#### Exercise requirements:
Make an exact copy of all the entries below, with the pictures left out.

#### Given information:
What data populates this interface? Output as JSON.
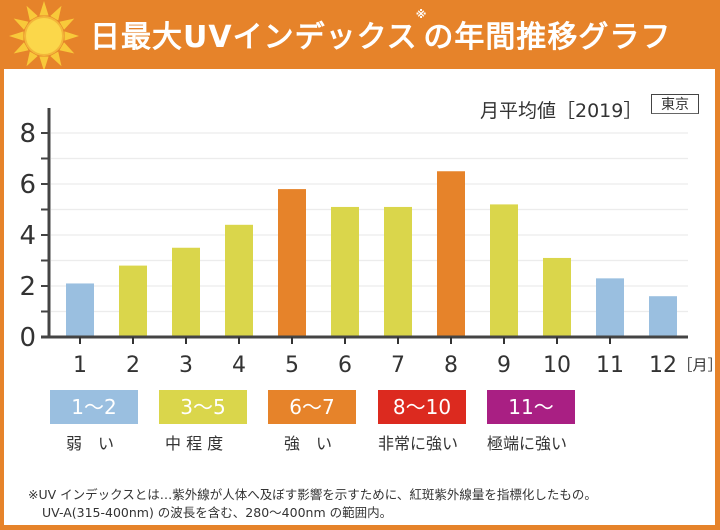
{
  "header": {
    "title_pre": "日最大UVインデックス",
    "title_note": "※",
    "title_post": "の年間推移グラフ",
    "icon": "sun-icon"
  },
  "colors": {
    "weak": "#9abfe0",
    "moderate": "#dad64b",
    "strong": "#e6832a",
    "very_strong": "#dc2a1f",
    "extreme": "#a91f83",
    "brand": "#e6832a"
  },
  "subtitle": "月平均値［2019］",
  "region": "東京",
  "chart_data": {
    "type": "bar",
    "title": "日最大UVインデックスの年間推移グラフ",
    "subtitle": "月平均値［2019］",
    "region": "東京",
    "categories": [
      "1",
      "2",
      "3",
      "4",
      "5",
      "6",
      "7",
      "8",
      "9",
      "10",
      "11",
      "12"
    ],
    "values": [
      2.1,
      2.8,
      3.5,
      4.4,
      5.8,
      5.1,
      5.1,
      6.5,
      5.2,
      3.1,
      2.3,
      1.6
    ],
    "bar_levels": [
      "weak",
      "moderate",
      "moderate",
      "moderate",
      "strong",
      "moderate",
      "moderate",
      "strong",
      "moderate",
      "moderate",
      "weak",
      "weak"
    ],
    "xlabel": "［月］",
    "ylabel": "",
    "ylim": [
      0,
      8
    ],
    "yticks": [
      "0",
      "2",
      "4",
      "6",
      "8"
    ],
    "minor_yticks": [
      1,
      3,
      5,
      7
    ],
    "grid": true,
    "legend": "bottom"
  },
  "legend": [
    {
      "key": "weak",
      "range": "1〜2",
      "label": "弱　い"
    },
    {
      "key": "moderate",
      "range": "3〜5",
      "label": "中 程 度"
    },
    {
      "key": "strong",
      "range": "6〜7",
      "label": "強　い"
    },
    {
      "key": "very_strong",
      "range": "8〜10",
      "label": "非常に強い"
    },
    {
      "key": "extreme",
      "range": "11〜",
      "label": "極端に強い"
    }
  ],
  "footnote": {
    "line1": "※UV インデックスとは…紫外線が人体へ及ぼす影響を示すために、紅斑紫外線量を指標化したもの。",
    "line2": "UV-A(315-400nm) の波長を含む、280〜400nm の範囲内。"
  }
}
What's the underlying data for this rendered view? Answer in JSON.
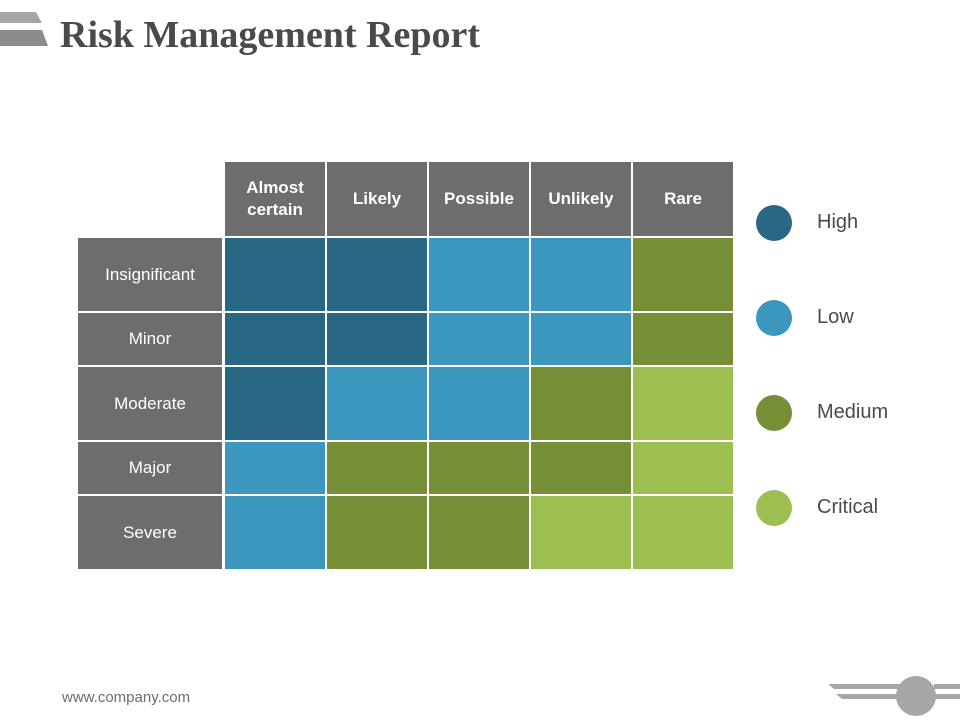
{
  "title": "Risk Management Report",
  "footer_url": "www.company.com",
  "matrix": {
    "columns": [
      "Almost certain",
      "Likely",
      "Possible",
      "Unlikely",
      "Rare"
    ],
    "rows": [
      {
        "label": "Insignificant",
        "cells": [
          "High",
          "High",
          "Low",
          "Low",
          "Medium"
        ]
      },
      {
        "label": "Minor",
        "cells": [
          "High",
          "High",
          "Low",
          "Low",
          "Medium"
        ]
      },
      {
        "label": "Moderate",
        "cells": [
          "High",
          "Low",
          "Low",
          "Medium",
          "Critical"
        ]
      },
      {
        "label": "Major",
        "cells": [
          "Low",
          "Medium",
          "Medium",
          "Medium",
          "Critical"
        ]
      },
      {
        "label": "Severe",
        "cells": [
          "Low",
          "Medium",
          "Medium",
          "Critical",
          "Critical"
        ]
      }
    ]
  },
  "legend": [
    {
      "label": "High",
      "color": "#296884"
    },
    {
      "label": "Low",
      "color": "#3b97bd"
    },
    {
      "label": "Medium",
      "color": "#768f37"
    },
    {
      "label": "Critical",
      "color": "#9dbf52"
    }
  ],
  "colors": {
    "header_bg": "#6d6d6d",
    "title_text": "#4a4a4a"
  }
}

#### Response to this exercise:
What data populates this interface? Output as JSON.
{
  "header": {
    "title_pre": "日最大UVインデックス",
    "title_note": "※",
    "title_post": "の年間推移グラフ",
    "icon": "sun-icon"
  },
  "colors": {
    "weak": "#9abfe0",
    "moderate": "#dad64b",
    "strong": "#e6832a",
    "very_strong": "#dc2a1f",
    "extreme": "#a91f83",
    "brand": "#e6832a"
  },
  "subtitle": "月平均値［2019］",
  "region": "東京",
  "chart_data": {
    "type": "bar",
    "title": "日最大UVインデックスの年間推移グラフ",
    "subtitle": "月平均値［2019］",
    "region": "東京",
    "categories": [
      "1",
      "2",
      "3",
      "4",
      "5",
      "6",
      "7",
      "8",
      "9",
      "10",
      "11",
      "12"
    ],
    "values": [
      2.1,
      2.8,
      3.5,
      4.4,
      5.8,
      5.1,
      5.1,
      6.5,
      5.2,
      3.1,
      2.3,
      1.6
    ],
    "bar_levels": [
      "weak",
      "moderate",
      "moderate",
      "moderate",
      "strong",
      "moderate",
      "moderate",
      "strong",
      "moderate",
      "moderate",
      "weak",
      "weak"
    ],
    "xlabel": "［月］",
    "ylabel": "",
    "ylim": [
      0,
      8
    ],
    "yticks": [
      "0",
      "2",
      "4",
      "6",
      "8"
    ],
    "minor_yticks": [
      1,
      3,
      5,
      7
    ],
    "grid": true,
    "legend": "bottom"
  },
  "legend": [
    {
      "key": "weak",
      "range": "1〜2",
      "label": "弱　い"
    },
    {
      "key": "moderate",
      "range": "3〜5",
      "label": "中 程 度"
    },
    {
      "key": "strong",
      "range": "6〜7",
      "label": "強　い"
    },
    {
      "key": "very_strong",
      "range": "8〜10",
      "label": "非常に強い"
    },
    {
      "key": "extreme",
      "range": "11〜",
      "label": "極端に強い"
    }
  ],
  "footnote": {
    "line1": "※UV インデックスとは…紫外線が人体へ及ぼす影響を示すために、紅斑紫外線量を指標化したもの。",
    "line2": "UV-A(315-400nm) の波長を含む、280〜400nm の範囲内。"
  }
}
What's the underlying data for this rendered view? Answer in JSON.
{
  "title": "Risk Management Report",
  "footer_url": "www.company.com",
  "matrix": {
    "columns": [
      "Almost certain",
      "Likely",
      "Possible",
      "Unlikely",
      "Rare"
    ],
    "rows": [
      {
        "label": "Insignificant",
        "cells": [
          "High",
          "High",
          "Low",
          "Low",
          "Medium"
        ]
      },
      {
        "label": "Minor",
        "cells": [
          "High",
          "High",
          "Low",
          "Low",
          "Medium"
        ]
      },
      {
        "label": "Moderate",
        "cells": [
          "High",
          "Low",
          "Low",
          "Medium",
          "Critical"
        ]
      },
      {
        "label": "Major",
        "cells": [
          "Low",
          "Medium",
          "Medium",
          "Medium",
          "Critical"
        ]
      },
      {
        "label": "Severe",
        "cells": [
          "Low",
          "Medium",
          "Medium",
          "Critical",
          "Critical"
        ]
      }
    ]
  },
  "legend": [
    {
      "label": "High",
      "color": "#296884"
    },
    {
      "label": "Low",
      "color": "#3b97bd"
    },
    {
      "label": "Medium",
      "color": "#768f37"
    },
    {
      "label": "Critical",
      "color": "#9dbf52"
    }
  ],
  "colors": {
    "header_bg": "#6d6d6d",
    "title_text": "#4a4a4a"
  }
}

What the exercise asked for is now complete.